Data excerpts
┌────────

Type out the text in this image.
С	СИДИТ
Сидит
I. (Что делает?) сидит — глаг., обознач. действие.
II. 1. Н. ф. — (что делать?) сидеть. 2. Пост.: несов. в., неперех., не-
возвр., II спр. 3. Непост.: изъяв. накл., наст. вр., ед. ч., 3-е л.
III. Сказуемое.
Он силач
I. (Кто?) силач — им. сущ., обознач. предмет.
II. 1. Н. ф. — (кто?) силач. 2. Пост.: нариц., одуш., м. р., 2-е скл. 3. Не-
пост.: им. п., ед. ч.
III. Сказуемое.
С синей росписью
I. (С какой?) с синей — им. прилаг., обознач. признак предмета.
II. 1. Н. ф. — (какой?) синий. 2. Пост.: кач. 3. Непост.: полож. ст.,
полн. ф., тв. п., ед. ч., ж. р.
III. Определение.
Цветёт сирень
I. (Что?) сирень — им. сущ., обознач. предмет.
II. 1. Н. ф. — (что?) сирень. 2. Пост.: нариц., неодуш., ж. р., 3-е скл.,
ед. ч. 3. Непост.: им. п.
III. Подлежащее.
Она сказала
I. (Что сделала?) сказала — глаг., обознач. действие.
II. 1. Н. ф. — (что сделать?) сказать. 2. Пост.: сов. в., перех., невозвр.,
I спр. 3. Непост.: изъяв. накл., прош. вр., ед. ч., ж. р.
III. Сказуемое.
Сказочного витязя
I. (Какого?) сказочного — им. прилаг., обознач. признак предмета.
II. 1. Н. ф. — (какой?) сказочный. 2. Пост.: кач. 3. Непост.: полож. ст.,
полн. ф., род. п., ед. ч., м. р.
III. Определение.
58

└────────

Work to do
Reproduce the material above, every line of it, exactly.

Answer for this exercise
Type out the text in this image.
С	СИДИТ
Сидит
I. (Что делает?) сидит — глаг., обознач. действие.
II. 1. Н. ф. — (что делать?) сидеть. 2. Пост.: несов. в., неперех., не-
возвр., II спр. 3. Непост.: изъяв. накл., наст. вр., ед. ч., 3-е л.
III. Сказуемое.
Он силач
I. (Кто?) силач — им. сущ., обознач. предмет.
II. 1. Н. ф. — (кто?) силач. 2. Пост.: нариц., одуш., м. р., 2-е скл. 3. Не-
пост.: им. п., ед. ч.
III. Сказуемое.
С синей росписью
I. (С какой?) с синей — им. прилаг., обознач. признак предмета.
II. 1. Н. ф. — (какой?) синий. 2. Пост.: кач. 3. Непост.: полож. ст.,
полн. ф., тв. п., ед. ч., ж. р.
III. Определение.
Цветёт сирень
I. (Что?) сирень — им. сущ., обознач. предмет.
II. 1. Н. ф. — (что?) сирень. 2. Пост.: нариц., неодуш., ж. р., 3-е скл.,
ед. ч. 3. Непост.: им. п.
III. Подлежащее.
Она сказала
I. (Что сделала?) сказала — глаг., обознач. действие.
II. 1. Н. ф. — (что сделать?) сказать. 2. Пост.: сов. в., перех., невозвр.,
I спр. 3. Непост.: изъяв. накл., прош. вр., ед. ч., ж. р.
III. Сказуемое.
Сказочного витязя
I. (Какого?) сказочного — им. прилаг., обознач. признак предмета.
II. 1. Н. ф. — (какой?) сказочный. 2. Пост.: кач. 3. Непост.: полож. ст.,
полн. ф., род. п., ед. ч., м. р.
III. Определение.
58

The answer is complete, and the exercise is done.